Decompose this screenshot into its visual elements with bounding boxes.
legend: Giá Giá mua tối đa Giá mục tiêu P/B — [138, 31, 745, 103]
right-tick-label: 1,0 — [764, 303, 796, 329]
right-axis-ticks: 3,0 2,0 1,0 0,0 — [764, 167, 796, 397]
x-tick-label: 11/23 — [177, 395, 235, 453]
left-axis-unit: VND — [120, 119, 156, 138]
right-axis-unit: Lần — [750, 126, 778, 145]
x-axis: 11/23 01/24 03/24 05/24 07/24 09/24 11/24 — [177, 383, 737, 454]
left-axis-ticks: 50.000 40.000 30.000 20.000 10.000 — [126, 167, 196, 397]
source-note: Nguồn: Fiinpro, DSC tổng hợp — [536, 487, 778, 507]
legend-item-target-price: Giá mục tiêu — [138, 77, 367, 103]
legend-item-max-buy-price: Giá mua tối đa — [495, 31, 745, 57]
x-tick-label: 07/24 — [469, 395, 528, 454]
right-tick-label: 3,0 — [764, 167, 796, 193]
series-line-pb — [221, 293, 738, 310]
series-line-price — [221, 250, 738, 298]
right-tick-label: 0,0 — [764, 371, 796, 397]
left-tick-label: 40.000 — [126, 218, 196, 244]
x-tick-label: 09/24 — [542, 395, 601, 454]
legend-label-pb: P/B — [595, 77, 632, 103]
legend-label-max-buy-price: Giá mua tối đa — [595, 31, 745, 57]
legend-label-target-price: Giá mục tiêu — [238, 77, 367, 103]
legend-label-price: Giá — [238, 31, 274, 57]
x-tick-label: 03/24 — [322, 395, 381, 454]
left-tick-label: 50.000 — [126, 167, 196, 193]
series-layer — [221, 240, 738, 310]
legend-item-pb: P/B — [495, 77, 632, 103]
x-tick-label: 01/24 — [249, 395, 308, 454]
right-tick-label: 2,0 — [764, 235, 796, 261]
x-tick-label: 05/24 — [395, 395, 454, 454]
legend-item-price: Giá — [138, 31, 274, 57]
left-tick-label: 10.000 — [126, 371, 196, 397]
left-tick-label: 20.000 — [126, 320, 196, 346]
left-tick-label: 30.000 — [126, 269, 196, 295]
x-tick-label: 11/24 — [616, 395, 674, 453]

○ ○ ○ ○ ○

Instructions for the task = Reproduce each line of the material above without changing a character, in the same order.

Output below =
Decompose this screenshot into its visual elements with bounding boxes.
legend: Giá Giá mua tối đa Giá mục tiêu P/B — [138, 31, 745, 103]
right-tick-label: 1,0 — [764, 303, 796, 329]
right-axis-ticks: 3,0 2,0 1,0 0,0 — [764, 167, 796, 397]
x-tick-label: 11/23 — [177, 395, 235, 453]
left-axis-unit: VND — [120, 119, 156, 138]
right-axis-unit: Lần — [750, 126, 778, 145]
x-axis: 11/23 01/24 03/24 05/24 07/24 09/24 11/24 — [177, 383, 737, 454]
left-axis-ticks: 50.000 40.000 30.000 20.000 10.000 — [126, 167, 196, 397]
source-note: Nguồn: Fiinpro, DSC tổng hợp — [536, 487, 778, 507]
legend-item-target-price: Giá mục tiêu — [138, 77, 367, 103]
legend-item-max-buy-price: Giá mua tối đa — [495, 31, 745, 57]
x-tick-label: 07/24 — [469, 395, 528, 454]
right-tick-label: 3,0 — [764, 167, 796, 193]
series-line-pb — [221, 293, 738, 310]
series-line-price — [221, 250, 738, 298]
right-tick-label: 0,0 — [764, 371, 796, 397]
left-tick-label: 40.000 — [126, 218, 196, 244]
x-tick-label: 09/24 — [542, 395, 601, 454]
legend-label-pb: P/B — [595, 77, 632, 103]
legend-label-max-buy-price: Giá mua tối đa — [595, 31, 745, 57]
legend-label-target-price: Giá mục tiêu — [238, 77, 367, 103]
legend-label-price: Giá — [238, 31, 274, 57]
x-tick-label: 03/24 — [322, 395, 381, 454]
left-tick-label: 50.000 — [126, 167, 196, 193]
series-layer — [221, 240, 738, 310]
legend-item-pb: P/B — [495, 77, 632, 103]
x-tick-label: 01/24 — [249, 395, 308, 454]
right-tick-label: 2,0 — [764, 235, 796, 261]
x-tick-label: 05/24 — [395, 395, 454, 454]
legend-item-price: Giá — [138, 31, 274, 57]
left-tick-label: 10.000 — [126, 371, 196, 397]
left-tick-label: 20.000 — [126, 320, 196, 346]
left-tick-label: 30.000 — [126, 269, 196, 295]
x-tick-label: 11/24 — [616, 395, 674, 453]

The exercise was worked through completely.